WHAT YOU NEED TO DO –
Extract every line of the material below and reproduce it faithfully.

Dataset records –
[start]
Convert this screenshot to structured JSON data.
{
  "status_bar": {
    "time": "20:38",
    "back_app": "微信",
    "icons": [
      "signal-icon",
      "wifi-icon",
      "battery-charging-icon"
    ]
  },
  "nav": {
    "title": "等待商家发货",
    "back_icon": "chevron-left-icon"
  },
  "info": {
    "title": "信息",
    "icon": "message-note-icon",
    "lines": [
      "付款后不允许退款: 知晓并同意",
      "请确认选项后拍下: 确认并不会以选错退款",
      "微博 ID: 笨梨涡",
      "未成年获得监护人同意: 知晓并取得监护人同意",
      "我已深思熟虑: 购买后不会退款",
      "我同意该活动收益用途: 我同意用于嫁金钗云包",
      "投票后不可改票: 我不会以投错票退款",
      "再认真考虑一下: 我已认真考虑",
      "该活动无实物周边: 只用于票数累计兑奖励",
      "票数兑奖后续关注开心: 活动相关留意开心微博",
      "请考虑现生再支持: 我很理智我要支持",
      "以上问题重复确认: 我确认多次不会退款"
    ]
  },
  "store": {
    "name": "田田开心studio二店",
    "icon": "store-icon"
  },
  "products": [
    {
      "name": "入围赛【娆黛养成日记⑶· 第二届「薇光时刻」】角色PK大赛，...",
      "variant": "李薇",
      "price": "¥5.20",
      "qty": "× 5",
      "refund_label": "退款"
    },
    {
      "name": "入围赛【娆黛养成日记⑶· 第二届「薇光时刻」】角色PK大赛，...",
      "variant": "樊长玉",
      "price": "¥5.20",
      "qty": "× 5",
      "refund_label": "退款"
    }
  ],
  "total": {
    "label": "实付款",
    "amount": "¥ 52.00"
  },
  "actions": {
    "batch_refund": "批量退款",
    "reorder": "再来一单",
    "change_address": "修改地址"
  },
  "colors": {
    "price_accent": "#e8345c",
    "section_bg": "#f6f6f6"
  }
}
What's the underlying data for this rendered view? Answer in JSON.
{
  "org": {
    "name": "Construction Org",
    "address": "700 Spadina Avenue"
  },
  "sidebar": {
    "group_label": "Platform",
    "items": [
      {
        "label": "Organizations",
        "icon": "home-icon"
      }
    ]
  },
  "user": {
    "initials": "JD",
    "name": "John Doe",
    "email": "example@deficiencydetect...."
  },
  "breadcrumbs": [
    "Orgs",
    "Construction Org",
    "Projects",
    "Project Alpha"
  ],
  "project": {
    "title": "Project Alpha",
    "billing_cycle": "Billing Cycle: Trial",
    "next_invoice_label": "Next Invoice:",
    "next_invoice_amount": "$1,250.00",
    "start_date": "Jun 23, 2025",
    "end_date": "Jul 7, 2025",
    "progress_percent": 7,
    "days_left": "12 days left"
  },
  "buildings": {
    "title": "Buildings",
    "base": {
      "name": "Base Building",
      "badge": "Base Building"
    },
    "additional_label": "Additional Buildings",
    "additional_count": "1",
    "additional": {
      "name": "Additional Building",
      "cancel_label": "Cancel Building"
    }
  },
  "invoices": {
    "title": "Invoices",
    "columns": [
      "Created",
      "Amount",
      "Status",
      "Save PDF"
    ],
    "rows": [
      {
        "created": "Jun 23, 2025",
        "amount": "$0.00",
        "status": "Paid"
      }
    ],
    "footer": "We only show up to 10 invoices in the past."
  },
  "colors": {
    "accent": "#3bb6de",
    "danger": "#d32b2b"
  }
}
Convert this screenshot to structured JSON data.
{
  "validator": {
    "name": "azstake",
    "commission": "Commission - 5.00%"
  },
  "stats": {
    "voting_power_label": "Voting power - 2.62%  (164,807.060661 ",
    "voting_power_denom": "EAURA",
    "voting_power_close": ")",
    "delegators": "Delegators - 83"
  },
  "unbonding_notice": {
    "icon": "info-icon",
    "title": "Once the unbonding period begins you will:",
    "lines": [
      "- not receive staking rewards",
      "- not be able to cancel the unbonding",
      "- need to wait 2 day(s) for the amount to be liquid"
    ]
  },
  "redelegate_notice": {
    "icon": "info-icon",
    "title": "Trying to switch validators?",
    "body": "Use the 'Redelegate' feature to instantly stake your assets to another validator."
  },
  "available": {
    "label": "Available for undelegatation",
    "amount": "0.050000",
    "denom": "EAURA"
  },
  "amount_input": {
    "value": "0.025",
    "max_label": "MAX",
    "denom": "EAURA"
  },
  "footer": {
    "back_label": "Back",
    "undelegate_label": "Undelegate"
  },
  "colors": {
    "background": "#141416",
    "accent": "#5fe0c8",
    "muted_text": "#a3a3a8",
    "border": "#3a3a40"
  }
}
[end]
WORKED SOLUTION –
Convert this screenshot to structured JSON data.
{
  "status_bar": {
    "time": "20:38",
    "back_app": "微信",
    "icons": [
      "signal-icon",
      "wifi-icon",
      "battery-charging-icon"
    ]
  },
  "nav": {
    "title": "等待商家发货",
    "back_icon": "chevron-left-icon"
  },
  "info": {
    "title": "信息",
    "icon": "message-note-icon",
    "lines": [
      "付款后不允许退款: 知晓并同意",
      "请确认选项后拍下: 确认并不会以选错退款",
      "微博 ID: 笨梨涡",
      "未成年获得监护人同意: 知晓并取得监护人同意",
      "我已深思熟虑: 购买后不会退款",
      "我同意该活动收益用途: 我同意用于嫁金钗云包",
      "投票后不可改票: 我不会以投错票退款",
      "再认真考虑一下: 我已认真考虑",
      "该活动无实物周边: 只用于票数累计兑奖励",
      "票数兑奖后续关注开心: 活动相关留意开心微博",
      "请考虑现生再支持: 我很理智我要支持",
      "以上问题重复确认: 我确认多次不会退款"
    ]
  },
  "store": {
    "name": "田田开心studio二店",
    "icon": "store-icon"
  },
  "products": [
    {
      "name": "入围赛【娆黛养成日记⑶· 第二届「薇光时刻」】角色PK大赛，...",
      "variant": "李薇",
      "price": "¥5.20",
      "qty": "× 5",
      "refund_label": "退款"
    },
    {
      "name": "入围赛【娆黛养成日记⑶· 第二届「薇光时刻」】角色PK大赛，...",
      "variant": "樊长玉",
      "price": "¥5.20",
      "qty": "× 5",
      "refund_label": "退款"
    }
  ],
  "total": {
    "label": "实付款",
    "amount": "¥ 52.00"
  },
  "actions": {
    "batch_refund": "批量退款",
    "reorder": "再来一单",
    "change_address": "修改地址"
  },
  "colors": {
    "price_accent": "#e8345c",
    "section_bg": "#f6f6f6"
  }
}
What's the underlying data for this rendered view? Answer in JSON.
{
  "org": {
    "name": "Construction Org",
    "address": "700 Spadina Avenue"
  },
  "sidebar": {
    "group_label": "Platform",
    "items": [
      {
        "label": "Organizations",
        "icon": "home-icon"
      }
    ]
  },
  "user": {
    "initials": "JD",
    "name": "John Doe",
    "email": "example@deficiencydetect...."
  },
  "breadcrumbs": [
    "Orgs",
    "Construction Org",
    "Projects",
    "Project Alpha"
  ],
  "project": {
    "title": "Project Alpha",
    "billing_cycle": "Billing Cycle: Trial",
    "next_invoice_label": "Next Invoice:",
    "next_invoice_amount": "$1,250.00",
    "start_date": "Jun 23, 2025",
    "end_date": "Jul 7, 2025",
    "progress_percent": 7,
    "days_left": "12 days left"
  },
  "buildings": {
    "title": "Buildings",
    "base": {
      "name": "Base Building",
      "badge": "Base Building"
    },
    "additional_label": "Additional Buildings",
    "additional_count": "1",
    "additional": {
      "name": "Additional Building",
      "cancel_label": "Cancel Building"
    }
  },
  "invoices": {
    "title": "Invoices",
    "columns": [
      "Created",
      "Amount",
      "Status",
      "Save PDF"
    ],
    "rows": [
      {
        "created": "Jun 23, 2025",
        "amount": "$0.00",
        "status": "Paid"
      }
    ],
    "footer": "We only show up to 10 invoices in the past."
  },
  "colors": {
    "accent": "#3bb6de",
    "danger": "#d32b2b"
  }
}
Convert this screenshot to structured JSON data.
{
  "validator": {
    "name": "azstake",
    "commission": "Commission - 5.00%"
  },
  "stats": {
    "voting_power_label": "Voting power - 2.62%  (164,807.060661 ",
    "voting_power_denom": "EAURA",
    "voting_power_close": ")",
    "delegators": "Delegators - 83"
  },
  "unbonding_notice": {
    "icon": "info-icon",
    "title": "Once the unbonding period begins you will:",
    "lines": [
      "- not receive staking rewards",
      "- not be able to cancel the unbonding",
      "- need to wait 2 day(s) for the amount to be liquid"
    ]
  },
  "redelegate_notice": {
    "icon": "info-icon",
    "title": "Trying to switch validators?",
    "body": "Use the 'Redelegate' feature to instantly stake your assets to another validator."
  },
  "available": {
    "label": "Available for undelegatation",
    "amount": "0.050000",
    "denom": "EAURA"
  },
  "amount_input": {
    "value": "0.025",
    "max_label": "MAX",
    "denom": "EAURA"
  },
  "footer": {
    "back_label": "Back",
    "undelegate_label": "Undelegate"
  },
  "colors": {
    "background": "#141416",
    "accent": "#5fe0c8",
    "muted_text": "#a3a3a8",
    "border": "#3a3a40"
  }
}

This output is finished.